### THE EXERCISE
Only a number is required: how many lines of the material contain the word "사전등록"?

(Data entries)
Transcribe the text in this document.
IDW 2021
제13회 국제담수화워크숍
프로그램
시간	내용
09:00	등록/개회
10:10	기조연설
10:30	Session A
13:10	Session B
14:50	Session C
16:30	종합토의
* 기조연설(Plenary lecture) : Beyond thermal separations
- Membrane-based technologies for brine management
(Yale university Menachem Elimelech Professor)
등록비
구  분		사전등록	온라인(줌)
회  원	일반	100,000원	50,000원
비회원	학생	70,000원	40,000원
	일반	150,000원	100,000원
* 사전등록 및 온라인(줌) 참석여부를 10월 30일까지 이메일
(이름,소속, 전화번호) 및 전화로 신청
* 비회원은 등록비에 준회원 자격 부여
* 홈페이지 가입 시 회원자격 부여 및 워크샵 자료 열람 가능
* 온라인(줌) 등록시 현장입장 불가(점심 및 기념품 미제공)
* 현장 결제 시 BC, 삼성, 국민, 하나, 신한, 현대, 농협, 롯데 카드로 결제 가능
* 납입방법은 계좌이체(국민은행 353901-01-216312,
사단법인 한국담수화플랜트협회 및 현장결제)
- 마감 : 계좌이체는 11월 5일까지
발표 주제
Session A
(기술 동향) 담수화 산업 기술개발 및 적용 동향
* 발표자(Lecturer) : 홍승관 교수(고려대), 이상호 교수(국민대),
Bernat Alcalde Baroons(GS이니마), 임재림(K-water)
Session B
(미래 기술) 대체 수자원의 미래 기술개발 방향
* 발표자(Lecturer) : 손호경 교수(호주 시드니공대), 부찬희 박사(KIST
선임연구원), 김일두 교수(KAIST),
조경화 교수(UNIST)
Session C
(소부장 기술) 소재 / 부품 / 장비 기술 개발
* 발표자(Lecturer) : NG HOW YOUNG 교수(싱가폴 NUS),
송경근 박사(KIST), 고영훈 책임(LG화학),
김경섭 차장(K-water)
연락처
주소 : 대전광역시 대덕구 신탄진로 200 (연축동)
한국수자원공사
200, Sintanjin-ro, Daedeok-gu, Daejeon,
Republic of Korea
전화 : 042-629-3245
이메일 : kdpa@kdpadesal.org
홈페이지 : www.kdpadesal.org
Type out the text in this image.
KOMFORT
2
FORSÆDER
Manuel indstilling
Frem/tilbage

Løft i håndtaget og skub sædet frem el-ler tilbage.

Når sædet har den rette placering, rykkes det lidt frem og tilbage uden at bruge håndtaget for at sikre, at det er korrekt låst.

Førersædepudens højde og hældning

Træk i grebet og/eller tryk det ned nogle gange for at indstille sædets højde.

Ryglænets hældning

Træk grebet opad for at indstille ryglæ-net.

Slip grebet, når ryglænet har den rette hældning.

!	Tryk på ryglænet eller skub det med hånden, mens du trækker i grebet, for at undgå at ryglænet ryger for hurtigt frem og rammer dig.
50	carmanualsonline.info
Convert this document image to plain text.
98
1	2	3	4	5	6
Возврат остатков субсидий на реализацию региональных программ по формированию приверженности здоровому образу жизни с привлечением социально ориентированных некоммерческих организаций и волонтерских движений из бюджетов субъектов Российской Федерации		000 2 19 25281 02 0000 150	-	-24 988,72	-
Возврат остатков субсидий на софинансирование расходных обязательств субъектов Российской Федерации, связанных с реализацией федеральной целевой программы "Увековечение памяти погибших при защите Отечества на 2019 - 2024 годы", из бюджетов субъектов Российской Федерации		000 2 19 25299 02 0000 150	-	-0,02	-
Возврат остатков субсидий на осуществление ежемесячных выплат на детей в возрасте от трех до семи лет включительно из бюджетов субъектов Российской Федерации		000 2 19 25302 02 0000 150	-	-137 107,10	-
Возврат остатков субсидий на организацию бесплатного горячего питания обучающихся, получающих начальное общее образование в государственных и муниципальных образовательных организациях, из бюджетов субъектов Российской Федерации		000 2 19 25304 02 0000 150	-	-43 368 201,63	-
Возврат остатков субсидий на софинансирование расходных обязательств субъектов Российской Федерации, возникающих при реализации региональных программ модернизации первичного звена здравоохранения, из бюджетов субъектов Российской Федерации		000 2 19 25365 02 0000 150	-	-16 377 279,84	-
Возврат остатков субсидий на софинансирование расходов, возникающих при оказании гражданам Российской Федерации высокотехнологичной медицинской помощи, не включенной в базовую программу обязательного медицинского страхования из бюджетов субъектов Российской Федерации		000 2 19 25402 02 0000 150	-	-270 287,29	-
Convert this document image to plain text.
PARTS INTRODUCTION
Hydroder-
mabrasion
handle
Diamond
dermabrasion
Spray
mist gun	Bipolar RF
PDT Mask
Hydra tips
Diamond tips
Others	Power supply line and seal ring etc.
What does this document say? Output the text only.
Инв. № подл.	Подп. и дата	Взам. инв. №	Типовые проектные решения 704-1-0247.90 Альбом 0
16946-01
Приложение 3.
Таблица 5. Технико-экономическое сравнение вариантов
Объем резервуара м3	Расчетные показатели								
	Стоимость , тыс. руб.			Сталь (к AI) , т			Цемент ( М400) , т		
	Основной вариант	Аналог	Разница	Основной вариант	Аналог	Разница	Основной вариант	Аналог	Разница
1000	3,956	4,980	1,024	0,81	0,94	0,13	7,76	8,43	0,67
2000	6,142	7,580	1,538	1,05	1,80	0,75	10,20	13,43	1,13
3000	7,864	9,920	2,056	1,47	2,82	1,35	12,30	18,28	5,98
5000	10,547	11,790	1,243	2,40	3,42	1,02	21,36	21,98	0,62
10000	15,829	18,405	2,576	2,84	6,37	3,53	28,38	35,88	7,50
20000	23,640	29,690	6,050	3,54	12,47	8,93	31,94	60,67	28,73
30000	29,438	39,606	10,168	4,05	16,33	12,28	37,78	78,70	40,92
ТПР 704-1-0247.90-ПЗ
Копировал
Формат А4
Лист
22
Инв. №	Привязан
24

### EXPECTED ANSWER
2